**EXERCISE INSTRUCTIONS**
The records below need retyping in full; give them again exactly.

**DATA LINES**

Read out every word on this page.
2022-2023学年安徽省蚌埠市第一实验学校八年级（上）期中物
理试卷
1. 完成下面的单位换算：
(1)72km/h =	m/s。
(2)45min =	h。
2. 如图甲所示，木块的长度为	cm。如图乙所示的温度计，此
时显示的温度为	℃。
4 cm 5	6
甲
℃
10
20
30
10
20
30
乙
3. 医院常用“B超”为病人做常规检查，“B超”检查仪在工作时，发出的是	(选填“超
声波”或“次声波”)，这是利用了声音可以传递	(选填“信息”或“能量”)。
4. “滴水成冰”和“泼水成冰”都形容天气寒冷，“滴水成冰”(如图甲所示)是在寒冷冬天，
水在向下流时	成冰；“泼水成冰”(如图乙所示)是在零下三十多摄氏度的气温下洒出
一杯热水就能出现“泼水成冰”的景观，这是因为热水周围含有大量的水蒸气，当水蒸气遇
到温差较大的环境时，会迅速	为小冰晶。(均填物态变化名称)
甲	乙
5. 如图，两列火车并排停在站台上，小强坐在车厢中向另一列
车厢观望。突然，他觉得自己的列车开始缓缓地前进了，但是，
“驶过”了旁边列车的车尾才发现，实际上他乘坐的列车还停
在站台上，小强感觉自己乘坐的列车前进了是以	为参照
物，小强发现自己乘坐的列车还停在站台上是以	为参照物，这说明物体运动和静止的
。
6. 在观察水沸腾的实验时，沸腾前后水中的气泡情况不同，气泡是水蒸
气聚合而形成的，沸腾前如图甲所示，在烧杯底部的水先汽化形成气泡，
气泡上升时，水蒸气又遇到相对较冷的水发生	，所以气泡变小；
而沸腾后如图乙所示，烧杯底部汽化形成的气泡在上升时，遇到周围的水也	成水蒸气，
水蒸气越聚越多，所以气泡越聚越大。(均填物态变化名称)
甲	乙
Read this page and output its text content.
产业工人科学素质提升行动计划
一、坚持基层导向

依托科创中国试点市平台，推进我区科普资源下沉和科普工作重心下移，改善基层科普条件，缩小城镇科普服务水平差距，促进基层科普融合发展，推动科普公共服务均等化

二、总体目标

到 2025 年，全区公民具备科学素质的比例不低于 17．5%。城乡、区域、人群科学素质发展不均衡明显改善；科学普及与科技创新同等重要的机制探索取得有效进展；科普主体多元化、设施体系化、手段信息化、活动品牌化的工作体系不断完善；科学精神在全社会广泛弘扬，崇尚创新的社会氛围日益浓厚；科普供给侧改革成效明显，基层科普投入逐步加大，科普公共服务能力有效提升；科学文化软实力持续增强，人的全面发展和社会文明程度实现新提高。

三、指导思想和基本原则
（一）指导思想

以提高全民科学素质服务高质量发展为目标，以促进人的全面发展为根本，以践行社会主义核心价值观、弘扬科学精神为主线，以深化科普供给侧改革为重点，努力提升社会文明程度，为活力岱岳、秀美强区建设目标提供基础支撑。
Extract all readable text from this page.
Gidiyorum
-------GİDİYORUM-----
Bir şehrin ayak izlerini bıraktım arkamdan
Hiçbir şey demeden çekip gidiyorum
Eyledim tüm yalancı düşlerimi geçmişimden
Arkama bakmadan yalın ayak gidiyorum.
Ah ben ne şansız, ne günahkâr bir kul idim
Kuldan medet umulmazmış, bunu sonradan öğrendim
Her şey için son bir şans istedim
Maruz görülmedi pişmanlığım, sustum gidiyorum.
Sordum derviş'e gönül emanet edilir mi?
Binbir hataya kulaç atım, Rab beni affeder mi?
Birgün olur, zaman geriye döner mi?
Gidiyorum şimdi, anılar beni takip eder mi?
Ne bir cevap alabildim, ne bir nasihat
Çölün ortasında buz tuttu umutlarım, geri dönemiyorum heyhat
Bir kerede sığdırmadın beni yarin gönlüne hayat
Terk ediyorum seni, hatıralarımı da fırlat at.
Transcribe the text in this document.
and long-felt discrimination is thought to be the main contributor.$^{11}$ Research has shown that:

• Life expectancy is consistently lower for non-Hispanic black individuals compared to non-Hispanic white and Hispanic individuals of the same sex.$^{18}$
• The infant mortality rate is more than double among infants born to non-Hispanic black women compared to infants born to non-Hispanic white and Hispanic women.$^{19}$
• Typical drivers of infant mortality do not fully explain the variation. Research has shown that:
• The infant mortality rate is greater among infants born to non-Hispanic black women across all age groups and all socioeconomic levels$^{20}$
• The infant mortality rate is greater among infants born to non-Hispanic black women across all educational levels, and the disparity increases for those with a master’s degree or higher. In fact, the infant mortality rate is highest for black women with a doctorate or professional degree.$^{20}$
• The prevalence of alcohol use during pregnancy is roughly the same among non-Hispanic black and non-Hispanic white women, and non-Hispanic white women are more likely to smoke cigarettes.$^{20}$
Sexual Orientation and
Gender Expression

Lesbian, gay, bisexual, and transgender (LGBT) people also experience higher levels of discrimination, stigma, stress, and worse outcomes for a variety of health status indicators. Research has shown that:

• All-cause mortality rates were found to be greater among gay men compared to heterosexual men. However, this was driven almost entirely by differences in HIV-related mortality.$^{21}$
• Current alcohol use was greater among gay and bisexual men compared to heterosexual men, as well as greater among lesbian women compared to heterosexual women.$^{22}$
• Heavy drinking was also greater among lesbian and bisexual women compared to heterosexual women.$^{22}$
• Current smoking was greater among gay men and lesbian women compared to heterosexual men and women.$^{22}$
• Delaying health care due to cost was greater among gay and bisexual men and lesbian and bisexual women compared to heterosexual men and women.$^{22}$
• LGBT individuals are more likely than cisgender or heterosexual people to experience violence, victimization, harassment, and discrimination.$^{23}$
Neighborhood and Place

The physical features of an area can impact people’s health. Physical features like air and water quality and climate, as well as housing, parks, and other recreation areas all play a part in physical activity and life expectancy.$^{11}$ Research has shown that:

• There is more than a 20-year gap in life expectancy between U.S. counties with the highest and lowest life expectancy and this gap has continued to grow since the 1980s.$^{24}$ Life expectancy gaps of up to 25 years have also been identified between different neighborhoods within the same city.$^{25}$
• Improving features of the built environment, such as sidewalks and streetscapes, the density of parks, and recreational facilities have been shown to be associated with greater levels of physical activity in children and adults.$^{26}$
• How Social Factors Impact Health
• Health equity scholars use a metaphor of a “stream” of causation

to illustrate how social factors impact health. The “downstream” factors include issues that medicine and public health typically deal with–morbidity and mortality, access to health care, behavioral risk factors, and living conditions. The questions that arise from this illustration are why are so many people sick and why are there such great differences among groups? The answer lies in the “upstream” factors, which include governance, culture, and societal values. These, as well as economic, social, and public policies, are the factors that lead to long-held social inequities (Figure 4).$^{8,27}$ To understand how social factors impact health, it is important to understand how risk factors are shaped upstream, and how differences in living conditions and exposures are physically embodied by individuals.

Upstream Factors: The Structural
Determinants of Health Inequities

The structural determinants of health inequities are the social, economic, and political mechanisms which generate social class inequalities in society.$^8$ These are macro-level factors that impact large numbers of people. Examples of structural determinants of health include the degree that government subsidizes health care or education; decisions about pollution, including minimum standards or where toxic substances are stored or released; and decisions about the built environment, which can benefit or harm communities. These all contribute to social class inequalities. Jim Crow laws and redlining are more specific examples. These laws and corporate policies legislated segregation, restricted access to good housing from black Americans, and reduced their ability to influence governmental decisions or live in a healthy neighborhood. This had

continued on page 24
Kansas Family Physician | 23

**RESPONSE FOR THIS EXERCISE**
Read out every word on this page.
2022-2023学年安徽省蚌埠市第一实验学校八年级（上）期中物
理试卷
1. 完成下面的单位换算：
(1)72km/h =	m/s。
(2)45min =	h。
2. 如图甲所示，木块的长度为	cm。如图乙所示的温度计，此
时显示的温度为	℃。
4 cm 5	6
甲
℃
10
20
30
10
20
30
乙
3. 医院常用“B超”为病人做常规检查，“B超”检查仪在工作时，发出的是	(选填“超
声波”或“次声波”)，这是利用了声音可以传递	(选填“信息”或“能量”)。
4. “滴水成冰”和“泼水成冰”都形容天气寒冷，“滴水成冰”(如图甲所示)是在寒冷冬天，
水在向下流时	成冰；“泼水成冰”(如图乙所示)是在零下三十多摄氏度的气温下洒出
一杯热水就能出现“泼水成冰”的景观，这是因为热水周围含有大量的水蒸气，当水蒸气遇
到温差较大的环境时，会迅速	为小冰晶。(均填物态变化名称)
甲	乙
5. 如图，两列火车并排停在站台上，小强坐在车厢中向另一列
车厢观望。突然，他觉得自己的列车开始缓缓地前进了，但是，
“驶过”了旁边列车的车尾才发现，实际上他乘坐的列车还停
在站台上，小强感觉自己乘坐的列车前进了是以	为参照
物，小强发现自己乘坐的列车还停在站台上是以	为参照物，这说明物体运动和静止的
。
6. 在观察水沸腾的实验时，沸腾前后水中的气泡情况不同，气泡是水蒸
气聚合而形成的，沸腾前如图甲所示，在烧杯底部的水先汽化形成气泡，
气泡上升时，水蒸气又遇到相对较冷的水发生	，所以气泡变小；
而沸腾后如图乙所示，烧杯底部汽化形成的气泡在上升时，遇到周围的水也	成水蒸气，
水蒸气越聚越多，所以气泡越聚越大。(均填物态变化名称)
甲	乙
Read this page and output its text content.
产业工人科学素质提升行动计划
一、坚持基层导向

依托科创中国试点市平台，推进我区科普资源下沉和科普工作重心下移，改善基层科普条件，缩小城镇科普服务水平差距，促进基层科普融合发展，推动科普公共服务均等化

二、总体目标

到 2025 年，全区公民具备科学素质的比例不低于 17．5%。城乡、区域、人群科学素质发展不均衡明显改善；科学普及与科技创新同等重要的机制探索取得有效进展；科普主体多元化、设施体系化、手段信息化、活动品牌化的工作体系不断完善；科学精神在全社会广泛弘扬，崇尚创新的社会氛围日益浓厚；科普供给侧改革成效明显，基层科普投入逐步加大，科普公共服务能力有效提升；科学文化软实力持续增强，人的全面发展和社会文明程度实现新提高。

三、指导思想和基本原则
（一）指导思想

以提高全民科学素质服务高质量发展为目标，以促进人的全面发展为根本，以践行社会主义核心价值观、弘扬科学精神为主线，以深化科普供给侧改革为重点，努力提升社会文明程度，为活力岱岳、秀美强区建设目标提供基础支撑。
Extract all readable text from this page.
Gidiyorum
-------GİDİYORUM-----
Bir şehrin ayak izlerini bıraktım arkamdan
Hiçbir şey demeden çekip gidiyorum
Eyledim tüm yalancı düşlerimi geçmişimden
Arkama bakmadan yalın ayak gidiyorum.
Ah ben ne şansız, ne günahkâr bir kul idim
Kuldan medet umulmazmış, bunu sonradan öğrendim
Her şey için son bir şans istedim
Maruz görülmedi pişmanlığım, sustum gidiyorum.
Sordum derviş'e gönül emanet edilir mi?
Binbir hataya kulaç atım, Rab beni affeder mi?
Birgün olur, zaman geriye döner mi?
Gidiyorum şimdi, anılar beni takip eder mi?
Ne bir cevap alabildim, ne bir nasihat
Çölün ortasında buz tuttu umutlarım, geri dönemiyorum heyhat
Bir kerede sığdırmadın beni yarin gönlüne hayat
Terk ediyorum seni, hatıralarımı da fırlat at.
Transcribe the text in this document.
and long-felt discrimination is thought to be the main contributor.$^{11}$ Research has shown that:

• Life expectancy is consistently lower for non-Hispanic black individuals compared to non-Hispanic white and Hispanic individuals of the same sex.$^{18}$
• The infant mortality rate is more than double among infants born to non-Hispanic black women compared to infants born to non-Hispanic white and Hispanic women.$^{19}$
• Typical drivers of infant mortality do not fully explain the variation. Research has shown that:
• The infant mortality rate is greater among infants born to non-Hispanic black women across all age groups and all socioeconomic levels$^{20}$
• The infant mortality rate is greater among infants born to non-Hispanic black women across all educational levels, and the disparity increases for those with a master’s degree or higher. In fact, the infant mortality rate is highest for black women with a doctorate or professional degree.$^{20}$
• The prevalence of alcohol use during pregnancy is roughly the same among non-Hispanic black and non-Hispanic white women, and non-Hispanic white women are more likely to smoke cigarettes.$^{20}$
Sexual Orientation and
Gender Expression

Lesbian, gay, bisexual, and transgender (LGBT) people also experience higher levels of discrimination, stigma, stress, and worse outcomes for a variety of health status indicators. Research has shown that:

• All-cause mortality rates were found to be greater among gay men compared to heterosexual men. However, this was driven almost entirely by differences in HIV-related mortality.$^{21}$
• Current alcohol use was greater among gay and bisexual men compared to heterosexual men, as well as greater among lesbian women compared to heterosexual women.$^{22}$
• Heavy drinking was also greater among lesbian and bisexual women compared to heterosexual women.$^{22}$
• Current smoking was greater among gay men and lesbian women compared to heterosexual men and women.$^{22}$
• Delaying health care due to cost was greater among gay and bisexual men and lesbian and bisexual women compared to heterosexual men and women.$^{22}$
• LGBT individuals are more likely than cisgender or heterosexual people to experience violence, victimization, harassment, and discrimination.$^{23}$
Neighborhood and Place

The physical features of an area can impact people’s health. Physical features like air and water quality and climate, as well as housing, parks, and other recreation areas all play a part in physical activity and life expectancy.$^{11}$ Research has shown that:

• There is more than a 20-year gap in life expectancy between U.S. counties with the highest and lowest life expectancy and this gap has continued to grow since the 1980s.$^{24}$ Life expectancy gaps of up to 25 years have also been identified between different neighborhoods within the same city.$^{25}$
• Improving features of the built environment, such as sidewalks and streetscapes, the density of parks, and recreational facilities have been shown to be associated with greater levels of physical activity in children and adults.$^{26}$
• How Social Factors Impact Health
• Health equity scholars use a metaphor of a “stream” of causation

to illustrate how social factors impact health. The “downstream” factors include issues that medicine and public health typically deal with–morbidity and mortality, access to health care, behavioral risk factors, and living conditions. The questions that arise from this illustration are why are so many people sick and why are there such great differences among groups? The answer lies in the “upstream” factors, which include governance, culture, and societal values. These, as well as economic, social, and public policies, are the factors that lead to long-held social inequities (Figure 4).$^{8,27}$ To understand how social factors impact health, it is important to understand how risk factors are shaped upstream, and how differences in living conditions and exposures are physically embodied by individuals.

Upstream Factors: The Structural
Determinants of Health Inequities

The structural determinants of health inequities are the social, economic, and political mechanisms which generate social class inequalities in society.$^8$ These are macro-level factors that impact large numbers of people. Examples of structural determinants of health include the degree that government subsidizes health care or education; decisions about pollution, including minimum standards or where toxic substances are stored or released; and decisions about the built environment, which can benefit or harm communities. These all contribute to social class inequalities. Jim Crow laws and redlining are more specific examples. These laws and corporate policies legislated segregation, restricted access to good housing from black Americans, and reduced their ability to influence governmental decisions or live in a healthy neighborhood. This had

continued on page 24
Kansas Family Physician | 23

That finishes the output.